Short problem =>
Determine how many lines include the string "Youth". Output that number only.
--- BEGIN Information supplied ---
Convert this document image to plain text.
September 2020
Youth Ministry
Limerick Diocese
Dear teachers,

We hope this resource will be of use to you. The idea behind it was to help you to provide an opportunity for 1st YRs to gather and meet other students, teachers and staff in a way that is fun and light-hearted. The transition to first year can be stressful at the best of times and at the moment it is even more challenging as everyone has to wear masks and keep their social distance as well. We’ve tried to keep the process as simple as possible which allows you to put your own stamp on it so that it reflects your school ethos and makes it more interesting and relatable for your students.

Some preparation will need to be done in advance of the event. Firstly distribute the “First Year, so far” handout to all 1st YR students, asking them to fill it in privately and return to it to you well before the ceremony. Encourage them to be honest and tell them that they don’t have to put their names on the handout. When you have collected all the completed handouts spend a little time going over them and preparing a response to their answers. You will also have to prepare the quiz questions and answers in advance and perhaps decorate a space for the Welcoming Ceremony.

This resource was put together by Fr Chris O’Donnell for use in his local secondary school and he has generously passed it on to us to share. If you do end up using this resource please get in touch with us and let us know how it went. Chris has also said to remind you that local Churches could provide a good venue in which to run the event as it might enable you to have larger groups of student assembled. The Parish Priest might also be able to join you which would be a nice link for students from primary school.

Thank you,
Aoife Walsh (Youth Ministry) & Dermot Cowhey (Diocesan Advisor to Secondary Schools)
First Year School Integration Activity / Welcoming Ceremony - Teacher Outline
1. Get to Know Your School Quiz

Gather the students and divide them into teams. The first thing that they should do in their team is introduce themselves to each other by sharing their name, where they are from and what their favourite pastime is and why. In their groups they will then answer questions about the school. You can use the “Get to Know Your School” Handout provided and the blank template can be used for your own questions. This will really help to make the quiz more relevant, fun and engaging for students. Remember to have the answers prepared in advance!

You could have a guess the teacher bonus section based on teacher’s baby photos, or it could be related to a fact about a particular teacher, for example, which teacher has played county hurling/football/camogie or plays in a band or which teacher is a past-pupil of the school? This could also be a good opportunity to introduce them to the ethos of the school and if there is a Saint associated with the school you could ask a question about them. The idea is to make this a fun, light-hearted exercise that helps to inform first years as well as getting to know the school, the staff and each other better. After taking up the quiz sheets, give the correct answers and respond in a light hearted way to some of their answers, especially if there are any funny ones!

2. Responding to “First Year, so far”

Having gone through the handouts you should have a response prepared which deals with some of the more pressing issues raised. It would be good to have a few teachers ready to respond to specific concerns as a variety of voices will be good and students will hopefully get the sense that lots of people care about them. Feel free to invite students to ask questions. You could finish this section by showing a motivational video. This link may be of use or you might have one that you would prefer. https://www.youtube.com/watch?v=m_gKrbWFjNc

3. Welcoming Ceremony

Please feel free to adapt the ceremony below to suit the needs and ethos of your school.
--- END Information supplied ---
Exercise solution =>
2